_Texto do documento_.
--------------------
Segundo a análise, as barreiras físicas antiaderentes cirúrgicas mais comuns no mercado são à base de celulose oxidada regenerada, ácido hialurônico com carboximetilcelulose, politetrafluoroetileno expandido e polietilenoglicol – produtos diferentes da compressa analisada, que é de uso único e descartada após a cirurgia.
Classificação Correta Determinada
Após análise detalhada, a Receita Federal determinou que a classificação fiscal correta do campo operatório estéril é no código 3005.90.90 da NCM, com base nas seguintes considerações:
1. Texto da posição 30.05: “Pastas (ouates), gazes, ataduras e artigos análogos (por exemplo, curativos, esparadrapos, sinapismos), impregnados ou recobertos de substâncias farmacêuticas ou acondicionados para venda a retalho para usos medicinais, cirúrgicos, dentários ou veterinários.”
--------------------
_Registros extraídos_.
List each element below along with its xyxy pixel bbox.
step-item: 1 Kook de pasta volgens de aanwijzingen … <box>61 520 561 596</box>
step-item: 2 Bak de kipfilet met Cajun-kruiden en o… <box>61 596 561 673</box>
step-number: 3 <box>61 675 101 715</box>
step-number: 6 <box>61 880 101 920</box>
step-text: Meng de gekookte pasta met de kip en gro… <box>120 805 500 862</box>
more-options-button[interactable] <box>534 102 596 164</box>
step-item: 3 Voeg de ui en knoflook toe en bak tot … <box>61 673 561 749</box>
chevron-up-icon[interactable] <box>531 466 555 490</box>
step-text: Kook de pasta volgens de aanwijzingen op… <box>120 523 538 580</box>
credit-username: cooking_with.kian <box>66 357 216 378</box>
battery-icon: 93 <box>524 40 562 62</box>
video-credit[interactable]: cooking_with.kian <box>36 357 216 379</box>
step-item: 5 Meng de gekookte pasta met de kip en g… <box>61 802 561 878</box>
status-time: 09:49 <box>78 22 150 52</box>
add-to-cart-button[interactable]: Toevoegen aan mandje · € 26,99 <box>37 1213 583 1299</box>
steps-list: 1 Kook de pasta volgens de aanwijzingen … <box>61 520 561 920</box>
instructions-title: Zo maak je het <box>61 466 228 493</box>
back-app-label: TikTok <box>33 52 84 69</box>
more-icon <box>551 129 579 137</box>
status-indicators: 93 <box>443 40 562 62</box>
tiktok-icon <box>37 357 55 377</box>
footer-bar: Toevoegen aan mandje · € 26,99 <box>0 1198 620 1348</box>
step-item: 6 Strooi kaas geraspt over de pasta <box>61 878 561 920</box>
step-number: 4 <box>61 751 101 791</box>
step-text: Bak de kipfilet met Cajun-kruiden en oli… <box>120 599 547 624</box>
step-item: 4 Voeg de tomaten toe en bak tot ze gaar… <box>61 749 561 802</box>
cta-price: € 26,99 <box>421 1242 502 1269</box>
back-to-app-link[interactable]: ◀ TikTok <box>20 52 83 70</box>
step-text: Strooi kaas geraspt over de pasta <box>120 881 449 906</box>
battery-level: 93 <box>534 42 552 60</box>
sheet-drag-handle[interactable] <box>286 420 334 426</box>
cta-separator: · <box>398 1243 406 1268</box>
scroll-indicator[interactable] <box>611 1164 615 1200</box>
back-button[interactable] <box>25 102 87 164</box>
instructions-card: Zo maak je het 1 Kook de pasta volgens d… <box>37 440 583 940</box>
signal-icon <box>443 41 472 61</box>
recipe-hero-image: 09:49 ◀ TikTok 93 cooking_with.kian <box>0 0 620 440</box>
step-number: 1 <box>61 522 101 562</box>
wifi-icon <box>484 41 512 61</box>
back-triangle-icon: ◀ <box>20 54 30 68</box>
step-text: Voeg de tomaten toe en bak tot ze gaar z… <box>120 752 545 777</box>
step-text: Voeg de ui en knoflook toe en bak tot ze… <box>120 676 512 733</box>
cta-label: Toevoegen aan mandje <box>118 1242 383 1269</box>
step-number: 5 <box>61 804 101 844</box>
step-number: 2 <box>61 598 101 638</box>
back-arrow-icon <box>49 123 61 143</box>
--------------------
_Tarefas do exercício_.
• A. Indique se cada afirmação abaixo está de acordo com o texto sobre a classificação fiscal, respondendo sim ou não e citando literalmente o trecho decisivo: (i) a compressa analisada pode ser reutilizada depois da cirurgia; (ii) a Receita Federal enquadrou o campo operatório estéril no código 3005.90.90 da NCM; (iii) o polietilenoglicol figura entre as bases das barreiras antiaderentes mais comuns no mercado.
• B. Redija a continuação do texto sobre a classificação fiscal, começando logo após a última frase apresentada.
Os registros não guardam relação com o texto sobre a classificação fiscal.

_Respostas das tarefas_.
• A.
(i) Não: "que é de uso único e descartada após a cirurgia".
(ii) Sim: "a classificação fiscal correta do campo operatório estéril é no código 3005.90.90 da NCM".
(iii) Sim: "politetrafluoroetileno expandido e polietilenoglicol".

• B.
A compressa em análise se enquadra nesta posição por:
- Ser própria para uso como campo operatório em cirurgias;
- Servir para absorção de fluidos e secreções;
- Ser utilizada para limpeza e cobertura de curativos;
- Estar acondicionada em forma própria para venda a retalho;
- Ser destinada exclusivamente para usos medicinais e cirúrgicos.
2. Subposição e item: Dentro da posição 30.05, o produto foi classificado na subposição 3005.90 (“Outros”) e, finalmente, no item 3005.90.90 porque:
- Não é um curativo adesivo (subposição 3005.10);
- Não é um curativo reabsorvível (item 3005.90.1);
- Não é um campo cirúrgico de falso tecido (item 3005.90.20), mas sim de ponto de tafetá 100% algodão.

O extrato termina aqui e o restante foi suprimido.